Write out the material below again, unchanged.

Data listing
'''

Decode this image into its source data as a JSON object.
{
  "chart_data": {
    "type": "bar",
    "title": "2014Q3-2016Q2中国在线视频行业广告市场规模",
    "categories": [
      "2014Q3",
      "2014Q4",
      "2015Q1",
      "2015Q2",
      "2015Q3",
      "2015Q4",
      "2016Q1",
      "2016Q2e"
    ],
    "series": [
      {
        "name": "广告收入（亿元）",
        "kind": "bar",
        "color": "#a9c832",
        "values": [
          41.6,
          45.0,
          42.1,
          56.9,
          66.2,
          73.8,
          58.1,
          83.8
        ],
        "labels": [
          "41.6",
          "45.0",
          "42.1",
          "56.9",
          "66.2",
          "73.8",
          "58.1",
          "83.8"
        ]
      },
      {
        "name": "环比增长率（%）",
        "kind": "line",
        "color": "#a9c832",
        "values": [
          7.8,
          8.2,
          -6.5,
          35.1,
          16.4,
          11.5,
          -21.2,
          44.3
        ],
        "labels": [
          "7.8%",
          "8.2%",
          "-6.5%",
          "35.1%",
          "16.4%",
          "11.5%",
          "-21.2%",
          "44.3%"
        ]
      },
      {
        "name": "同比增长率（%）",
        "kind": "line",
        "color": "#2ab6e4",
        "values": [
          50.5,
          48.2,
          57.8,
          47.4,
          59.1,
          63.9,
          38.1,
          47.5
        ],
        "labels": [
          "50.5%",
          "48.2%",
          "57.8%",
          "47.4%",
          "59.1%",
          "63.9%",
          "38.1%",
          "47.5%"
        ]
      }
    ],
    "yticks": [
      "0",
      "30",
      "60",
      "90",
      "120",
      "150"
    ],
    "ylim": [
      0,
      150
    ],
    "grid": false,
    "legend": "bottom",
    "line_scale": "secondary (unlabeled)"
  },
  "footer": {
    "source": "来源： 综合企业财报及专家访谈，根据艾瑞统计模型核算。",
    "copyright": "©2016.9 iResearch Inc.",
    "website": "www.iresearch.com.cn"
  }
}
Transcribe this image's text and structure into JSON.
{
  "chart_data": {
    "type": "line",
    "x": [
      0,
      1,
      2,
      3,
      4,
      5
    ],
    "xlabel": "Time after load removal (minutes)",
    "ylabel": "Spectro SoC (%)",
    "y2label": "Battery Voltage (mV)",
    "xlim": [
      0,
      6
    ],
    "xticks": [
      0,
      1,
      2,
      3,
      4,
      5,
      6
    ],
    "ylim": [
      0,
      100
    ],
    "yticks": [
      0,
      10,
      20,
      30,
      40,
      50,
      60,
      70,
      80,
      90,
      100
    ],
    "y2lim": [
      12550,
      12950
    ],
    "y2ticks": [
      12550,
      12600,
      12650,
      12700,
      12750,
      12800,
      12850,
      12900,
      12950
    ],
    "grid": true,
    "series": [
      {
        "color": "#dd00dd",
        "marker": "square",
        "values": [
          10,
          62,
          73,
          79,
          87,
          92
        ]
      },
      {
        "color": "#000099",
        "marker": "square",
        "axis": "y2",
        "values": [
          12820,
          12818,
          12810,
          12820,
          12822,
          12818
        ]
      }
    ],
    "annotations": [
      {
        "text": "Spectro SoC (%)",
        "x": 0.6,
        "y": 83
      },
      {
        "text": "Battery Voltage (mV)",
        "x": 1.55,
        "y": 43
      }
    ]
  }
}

'''

◆ Solution for this exercise ◆
Decode this image into its source data as a JSON object.
{
  "chart_data": {
    "type": "bar",
    "title": "2014Q3-2016Q2中国在线视频行业广告市场规模",
    "categories": [
      "2014Q3",
      "2014Q4",
      "2015Q1",
      "2015Q2",
      "2015Q3",
      "2015Q4",
      "2016Q1",
      "2016Q2e"
    ],
    "series": [
      {
        "name": "广告收入（亿元）",
        "kind": "bar",
        "color": "#a9c832",
        "values": [
          41.6,
          45.0,
          42.1,
          56.9,
          66.2,
          73.8,
          58.1,
          83.8
        ],
        "labels": [
          "41.6",
          "45.0",
          "42.1",
          "56.9",
          "66.2",
          "73.8",
          "58.1",
          "83.8"
        ]
      },
      {
        "name": "环比增长率（%）",
        "kind": "line",
        "color": "#a9c832",
        "values": [
          7.8,
          8.2,
          -6.5,
          35.1,
          16.4,
          11.5,
          -21.2,
          44.3
        ],
        "labels": [
          "7.8%",
          "8.2%",
          "-6.5%",
          "35.1%",
          "16.4%",
          "11.5%",
          "-21.2%",
          "44.3%"
        ]
      },
      {
        "name": "同比增长率（%）",
        "kind": "line",
        "color": "#2ab6e4",
        "values": [
          50.5,
          48.2,
          57.8,
          47.4,
          59.1,
          63.9,
          38.1,
          47.5
        ],
        "labels": [
          "50.5%",
          "48.2%",
          "57.8%",
          "47.4%",
          "59.1%",
          "63.9%",
          "38.1%",
          "47.5%"
        ]
      }
    ],
    "yticks": [
      "0",
      "30",
      "60",
      "90",
      "120",
      "150"
    ],
    "ylim": [
      0,
      150
    ],
    "grid": false,
    "legend": "bottom",
    "line_scale": "secondary (unlabeled)"
  },
  "footer": {
    "source": "来源： 综合企业财报及专家访谈，根据艾瑞统计模型核算。",
    "copyright": "©2016.9 iResearch Inc.",
    "website": "www.iresearch.com.cn"
  }
}
Transcribe this image's text and structure into JSON.
{
  "chart_data": {
    "type": "line",
    "x": [
      0,
      1,
      2,
      3,
      4,
      5
    ],
    "xlabel": "Time after load removal (minutes)",
    "ylabel": "Spectro SoC (%)",
    "y2label": "Battery Voltage (mV)",
    "xlim": [
      0,
      6
    ],
    "xticks": [
      0,
      1,
      2,
      3,
      4,
      5,
      6
    ],
    "ylim": [
      0,
      100
    ],
    "yticks": [
      0,
      10,
      20,
      30,
      40,
      50,
      60,
      70,
      80,
      90,
      100
    ],
    "y2lim": [
      12550,
      12950
    ],
    "y2ticks": [
      12550,
      12600,
      12650,
      12700,
      12750,
      12800,
      12850,
      12900,
      12950
    ],
    "grid": true,
    "series": [
      {
        "color": "#dd00dd",
        "marker": "square",
        "values": [
          10,
          62,
          73,
          79,
          87,
          92
        ]
      },
      {
        "color": "#000099",
        "marker": "square",
        "axis": "y2",
        "values": [
          12820,
          12818,
          12810,
          12820,
          12822,
          12818
        ]
      }
    ],
    "annotations": [
      {
        "text": "Spectro SoC (%)",
        "x": 0.6,
        "y": 83
      },
      {
        "text": "Battery Voltage (mV)",
        "x": 1.55,
        "y": 43
      }
    ]
  }
}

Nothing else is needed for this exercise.